Write out the listing below in full and exactly, leaving out every picture.

Begin Entries

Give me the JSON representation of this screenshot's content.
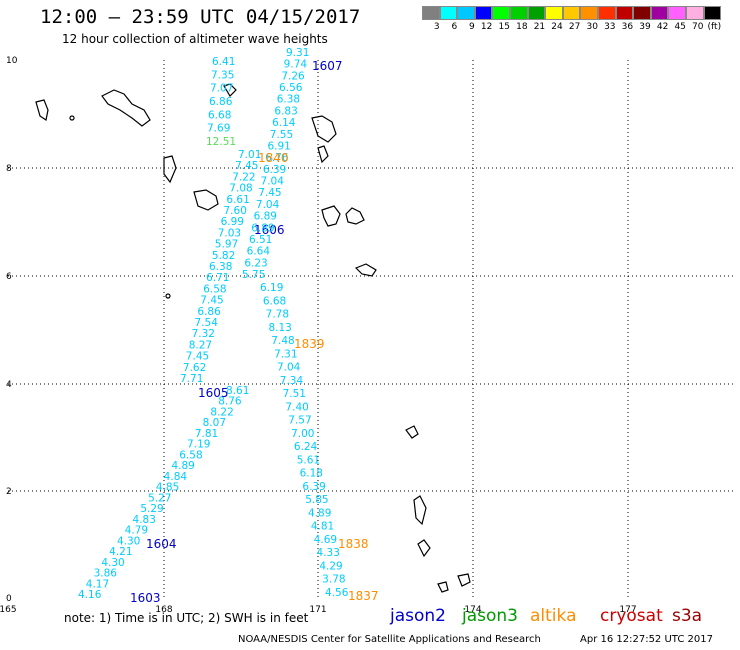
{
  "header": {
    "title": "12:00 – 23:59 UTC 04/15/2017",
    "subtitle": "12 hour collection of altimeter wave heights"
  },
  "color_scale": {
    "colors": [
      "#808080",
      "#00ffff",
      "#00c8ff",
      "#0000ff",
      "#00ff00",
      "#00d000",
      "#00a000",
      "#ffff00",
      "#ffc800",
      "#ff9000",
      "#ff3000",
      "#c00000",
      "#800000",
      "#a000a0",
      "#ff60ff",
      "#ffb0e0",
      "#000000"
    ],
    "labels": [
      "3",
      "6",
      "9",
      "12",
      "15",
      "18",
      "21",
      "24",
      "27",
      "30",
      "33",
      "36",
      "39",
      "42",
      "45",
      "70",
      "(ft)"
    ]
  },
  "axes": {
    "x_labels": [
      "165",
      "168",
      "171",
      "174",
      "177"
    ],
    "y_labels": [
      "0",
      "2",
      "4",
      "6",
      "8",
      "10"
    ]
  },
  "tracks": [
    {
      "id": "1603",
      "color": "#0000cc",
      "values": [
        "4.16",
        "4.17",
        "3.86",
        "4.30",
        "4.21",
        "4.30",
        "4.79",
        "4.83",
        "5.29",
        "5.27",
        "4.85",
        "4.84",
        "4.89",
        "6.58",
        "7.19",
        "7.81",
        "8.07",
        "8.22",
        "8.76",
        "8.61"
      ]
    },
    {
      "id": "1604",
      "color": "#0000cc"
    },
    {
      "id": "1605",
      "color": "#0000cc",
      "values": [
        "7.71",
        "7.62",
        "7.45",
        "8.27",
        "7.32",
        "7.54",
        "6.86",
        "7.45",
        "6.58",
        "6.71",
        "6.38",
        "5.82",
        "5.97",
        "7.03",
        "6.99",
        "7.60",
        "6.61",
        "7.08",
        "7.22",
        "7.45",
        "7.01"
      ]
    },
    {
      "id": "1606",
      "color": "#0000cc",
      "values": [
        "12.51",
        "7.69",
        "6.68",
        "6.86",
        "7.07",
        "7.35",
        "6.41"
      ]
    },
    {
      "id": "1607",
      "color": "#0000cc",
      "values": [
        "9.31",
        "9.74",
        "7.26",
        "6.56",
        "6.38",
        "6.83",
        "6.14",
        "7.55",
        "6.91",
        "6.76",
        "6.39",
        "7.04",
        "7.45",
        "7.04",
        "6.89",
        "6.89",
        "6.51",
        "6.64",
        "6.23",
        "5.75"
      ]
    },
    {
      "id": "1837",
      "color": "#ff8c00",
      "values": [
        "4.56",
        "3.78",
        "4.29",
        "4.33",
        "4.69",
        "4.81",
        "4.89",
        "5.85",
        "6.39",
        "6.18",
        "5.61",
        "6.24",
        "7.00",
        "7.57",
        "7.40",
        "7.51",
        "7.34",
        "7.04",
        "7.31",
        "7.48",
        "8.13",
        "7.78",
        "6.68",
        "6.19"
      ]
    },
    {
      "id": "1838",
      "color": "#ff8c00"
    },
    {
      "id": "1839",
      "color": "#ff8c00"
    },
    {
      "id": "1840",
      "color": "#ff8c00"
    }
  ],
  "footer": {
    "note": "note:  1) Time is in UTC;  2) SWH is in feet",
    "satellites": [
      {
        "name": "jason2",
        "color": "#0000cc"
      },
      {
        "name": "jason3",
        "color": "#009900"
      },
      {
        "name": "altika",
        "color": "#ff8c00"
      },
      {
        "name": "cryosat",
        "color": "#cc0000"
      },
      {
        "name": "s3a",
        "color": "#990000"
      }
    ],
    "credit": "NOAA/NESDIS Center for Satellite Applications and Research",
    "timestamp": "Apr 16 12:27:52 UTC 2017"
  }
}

End Entries

- [Solution below]:
Give me the JSON representation of this screenshot's content.
{
  "header": {
    "title": "12:00 – 23:59 UTC 04/15/2017",
    "subtitle": "12 hour collection of altimeter wave heights"
  },
  "color_scale": {
    "colors": [
      "#808080",
      "#00ffff",
      "#00c8ff",
      "#0000ff",
      "#00ff00",
      "#00d000",
      "#00a000",
      "#ffff00",
      "#ffc800",
      "#ff9000",
      "#ff3000",
      "#c00000",
      "#800000",
      "#a000a0",
      "#ff60ff",
      "#ffb0e0",
      "#000000"
    ],
    "labels": [
      "3",
      "6",
      "9",
      "12",
      "15",
      "18",
      "21",
      "24",
      "27",
      "30",
      "33",
      "36",
      "39",
      "42",
      "45",
      "70",
      "(ft)"
    ]
  },
  "axes": {
    "x_labels": [
      "165",
      "168",
      "171",
      "174",
      "177"
    ],
    "y_labels": [
      "0",
      "2",
      "4",
      "6",
      "8",
      "10"
    ]
  },
  "tracks": [
    {
      "id": "1603",
      "color": "#0000cc",
      "values": [
        "4.16",
        "4.17",
        "3.86",
        "4.30",
        "4.21",
        "4.30",
        "4.79",
        "4.83",
        "5.29",
        "5.27",
        "4.85",
        "4.84",
        "4.89",
        "6.58",
        "7.19",
        "7.81",
        "8.07",
        "8.22",
        "8.76",
        "8.61"
      ]
    },
    {
      "id": "1604",
      "color": "#0000cc"
    },
    {
      "id": "1605",
      "color": "#0000cc",
      "values": [
        "7.71",
        "7.62",
        "7.45",
        "8.27",
        "7.32",
        "7.54",
        "6.86",
        "7.45",
        "6.58",
        "6.71",
        "6.38",
        "5.82",
        "5.97",
        "7.03",
        "6.99",
        "7.60",
        "6.61",
        "7.08",
        "7.22",
        "7.45",
        "7.01"
      ]
    },
    {
      "id": "1606",
      "color": "#0000cc",
      "values": [
        "12.51",
        "7.69",
        "6.68",
        "6.86",
        "7.07",
        "7.35",
        "6.41"
      ]
    },
    {
      "id": "1607",
      "color": "#0000cc",
      "values": [
        "9.31",
        "9.74",
        "7.26",
        "6.56",
        "6.38",
        "6.83",
        "6.14",
        "7.55",
        "6.91",
        "6.76",
        "6.39",
        "7.04",
        "7.45",
        "7.04",
        "6.89",
        "6.89",
        "6.51",
        "6.64",
        "6.23",
        "5.75"
      ]
    },
    {
      "id": "1837",
      "color": "#ff8c00",
      "values": [
        "4.56",
        "3.78",
        "4.29",
        "4.33",
        "4.69",
        "4.81",
        "4.89",
        "5.85",
        "6.39",
        "6.18",
        "5.61",
        "6.24",
        "7.00",
        "7.57",
        "7.40",
        "7.51",
        "7.34",
        "7.04",
        "7.31",
        "7.48",
        "8.13",
        "7.78",
        "6.68",
        "6.19"
      ]
    },
    {
      "id": "1838",
      "color": "#ff8c00"
    },
    {
      "id": "1839",
      "color": "#ff8c00"
    },
    {
      "id": "1840",
      "color": "#ff8c00"
    }
  ],
  "footer": {
    "note": "note:  1) Time is in UTC;  2) SWH is in feet",
    "satellites": [
      {
        "name": "jason2",
        "color": "#0000cc"
      },
      {
        "name": "jason3",
        "color": "#009900"
      },
      {
        "name": "altika",
        "color": "#ff8c00"
      },
      {
        "name": "cryosat",
        "color": "#cc0000"
      },
      {
        "name": "s3a",
        "color": "#990000"
      }
    ],
    "credit": "NOAA/NESDIS Center for Satellite Applications and Research",
    "timestamp": "Apr 16 12:27:52 UTC 2017"
  }
}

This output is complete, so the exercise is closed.